→ **Série de tâches**
1. D’après l’extrait choisi, sur quel support l’Homme-qui-dessine représente-t-il le monde ?
2. Pour chaque affirmation, dites si elle concorde avec l’extrait choisi, puis citez mot pour mot le passage qui tranche. (a) Une tribu d’Hommes-qui-savent accuse l’Homme-qui-dessine d’avoir tué l’un de ses membres. (b) Tous les membres de la tribu peuvent accéder aux peintures des grottes. (c) Les dialogues du roman sont rédigés en français moderne.

L’Homme-qui-dessine

SÉVERAC Benoît

Il y a 30 000 ans. L’Homme-qui-dessine parcourt le monde pour le dessiner sur des écorces de bouleau, comme son père avant lui. C’est un Homme-droit. Il croise une tribu d’Hommes-qui-savent qui l’accusent du meurtre d’un des leurs. Promis à une mort cruelle, on lui accorde un sursis pour découvrir celui qui a déjà assassiné plusieurs guerriers. Les fils du chef le surveillent.Ce polar préhistorique met en scène les Neandertal/Erectus et les Sapiens/Sapiens, apparemment mieux placés pour gagner le match de l’évolution. L’Homme-qui-dessine a quitté une tribu décimée dont les enfants ne survivent pas. Comme un vrai « privé », il est fouineur et découvre dans les grottes de la tribu des peintures au trait habile. Seuls les sages y ont accès – elles sont la mémoire du groupe. Elles mènent aussi Mounj (L’Homme-droit) au coupable, à son mobile, et à un secret de famille porteur d’espoir pour les deux espèces. Les dialogues sont en français moderne et les émotions sont universelles. Bien conduit, le récit ménage un vrai suspense et évite le docu-fiction ; et les péripéties incitent à la réflexion. 11-12 ans.

→ **Données répertoriées**
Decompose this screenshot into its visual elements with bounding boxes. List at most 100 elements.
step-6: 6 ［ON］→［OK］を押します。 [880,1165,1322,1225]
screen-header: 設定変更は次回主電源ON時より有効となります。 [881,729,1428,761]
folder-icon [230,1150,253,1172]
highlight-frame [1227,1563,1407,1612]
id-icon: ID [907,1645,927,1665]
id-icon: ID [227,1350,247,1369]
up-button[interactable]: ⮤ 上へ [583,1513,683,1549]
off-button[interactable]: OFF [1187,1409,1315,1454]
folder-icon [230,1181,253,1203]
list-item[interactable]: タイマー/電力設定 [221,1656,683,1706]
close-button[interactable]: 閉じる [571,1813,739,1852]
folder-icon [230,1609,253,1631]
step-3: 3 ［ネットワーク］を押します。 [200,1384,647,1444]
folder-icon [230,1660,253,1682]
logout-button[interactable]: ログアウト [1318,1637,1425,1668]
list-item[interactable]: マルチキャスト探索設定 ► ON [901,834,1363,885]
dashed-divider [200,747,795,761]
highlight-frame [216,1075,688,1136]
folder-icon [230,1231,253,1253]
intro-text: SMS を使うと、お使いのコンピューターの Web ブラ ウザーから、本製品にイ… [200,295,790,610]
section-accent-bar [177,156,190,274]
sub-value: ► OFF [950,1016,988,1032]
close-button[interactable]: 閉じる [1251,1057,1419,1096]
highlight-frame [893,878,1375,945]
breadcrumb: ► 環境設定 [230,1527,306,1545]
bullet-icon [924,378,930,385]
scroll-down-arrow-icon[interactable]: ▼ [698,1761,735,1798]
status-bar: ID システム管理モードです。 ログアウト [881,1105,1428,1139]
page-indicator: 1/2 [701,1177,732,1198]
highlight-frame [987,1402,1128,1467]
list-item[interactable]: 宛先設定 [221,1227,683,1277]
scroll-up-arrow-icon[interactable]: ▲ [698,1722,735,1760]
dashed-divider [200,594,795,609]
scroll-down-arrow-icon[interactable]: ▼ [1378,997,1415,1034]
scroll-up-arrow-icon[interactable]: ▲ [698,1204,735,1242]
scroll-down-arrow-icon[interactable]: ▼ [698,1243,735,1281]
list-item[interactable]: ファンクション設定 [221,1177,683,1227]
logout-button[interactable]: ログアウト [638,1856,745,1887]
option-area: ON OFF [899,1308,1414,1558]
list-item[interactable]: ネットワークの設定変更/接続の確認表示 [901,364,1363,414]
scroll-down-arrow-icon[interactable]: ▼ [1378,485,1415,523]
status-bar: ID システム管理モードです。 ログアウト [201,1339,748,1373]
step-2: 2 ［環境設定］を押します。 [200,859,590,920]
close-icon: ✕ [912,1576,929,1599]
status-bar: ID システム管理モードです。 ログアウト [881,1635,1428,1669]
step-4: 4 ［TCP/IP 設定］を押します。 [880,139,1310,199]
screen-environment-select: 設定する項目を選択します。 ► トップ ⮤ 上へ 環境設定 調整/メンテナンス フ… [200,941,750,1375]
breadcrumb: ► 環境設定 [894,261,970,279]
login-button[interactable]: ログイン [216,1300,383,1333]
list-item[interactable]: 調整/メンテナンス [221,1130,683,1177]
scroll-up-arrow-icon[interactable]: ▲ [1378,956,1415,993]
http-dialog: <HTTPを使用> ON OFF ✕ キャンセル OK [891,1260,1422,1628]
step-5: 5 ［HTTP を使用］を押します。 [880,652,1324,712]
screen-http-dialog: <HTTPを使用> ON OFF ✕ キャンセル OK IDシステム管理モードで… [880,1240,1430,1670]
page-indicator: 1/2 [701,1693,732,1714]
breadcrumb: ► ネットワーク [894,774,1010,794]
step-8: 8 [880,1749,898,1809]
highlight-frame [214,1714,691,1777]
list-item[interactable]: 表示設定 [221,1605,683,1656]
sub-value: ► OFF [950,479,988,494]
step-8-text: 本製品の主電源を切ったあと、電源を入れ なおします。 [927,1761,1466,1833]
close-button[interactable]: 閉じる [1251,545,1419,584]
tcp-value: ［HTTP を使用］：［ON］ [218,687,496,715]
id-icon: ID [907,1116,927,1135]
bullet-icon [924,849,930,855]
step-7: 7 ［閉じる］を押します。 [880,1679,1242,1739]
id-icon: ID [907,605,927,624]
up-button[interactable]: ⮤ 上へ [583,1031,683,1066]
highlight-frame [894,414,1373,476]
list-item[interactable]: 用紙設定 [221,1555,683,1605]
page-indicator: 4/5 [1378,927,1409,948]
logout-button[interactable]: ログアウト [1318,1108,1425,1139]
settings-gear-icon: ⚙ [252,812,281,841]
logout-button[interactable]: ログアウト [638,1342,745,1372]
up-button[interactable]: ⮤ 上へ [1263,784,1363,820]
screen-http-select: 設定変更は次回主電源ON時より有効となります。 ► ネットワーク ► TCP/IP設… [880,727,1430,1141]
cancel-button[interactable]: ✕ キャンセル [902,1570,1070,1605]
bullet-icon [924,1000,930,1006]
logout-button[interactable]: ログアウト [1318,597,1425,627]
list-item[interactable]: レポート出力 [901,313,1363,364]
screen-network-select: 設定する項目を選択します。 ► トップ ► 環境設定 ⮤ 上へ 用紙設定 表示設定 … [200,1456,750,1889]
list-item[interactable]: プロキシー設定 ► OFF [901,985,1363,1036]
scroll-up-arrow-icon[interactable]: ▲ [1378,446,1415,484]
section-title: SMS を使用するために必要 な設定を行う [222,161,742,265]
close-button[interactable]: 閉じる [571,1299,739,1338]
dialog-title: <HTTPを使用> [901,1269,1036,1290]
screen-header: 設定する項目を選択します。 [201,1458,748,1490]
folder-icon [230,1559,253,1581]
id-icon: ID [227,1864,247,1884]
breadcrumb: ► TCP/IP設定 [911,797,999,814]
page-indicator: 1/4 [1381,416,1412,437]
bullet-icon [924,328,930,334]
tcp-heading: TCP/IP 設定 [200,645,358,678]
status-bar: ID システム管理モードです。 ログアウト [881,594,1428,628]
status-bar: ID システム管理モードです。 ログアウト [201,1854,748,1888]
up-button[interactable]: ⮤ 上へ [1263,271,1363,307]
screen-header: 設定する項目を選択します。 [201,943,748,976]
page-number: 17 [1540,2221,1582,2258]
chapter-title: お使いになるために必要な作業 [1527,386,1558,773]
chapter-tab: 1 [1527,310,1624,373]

→ **Corrigé**
1. Sur des écorces de bouleau.

2.
(a) Oui : « Il croise une tribu d’Hommes-qui-savent qui l’accusent du meurtre d’un des leurs. »
(b) Non : « Seuls les sages y ont accès »
(c) Oui : « Les dialogues sont en français moderne »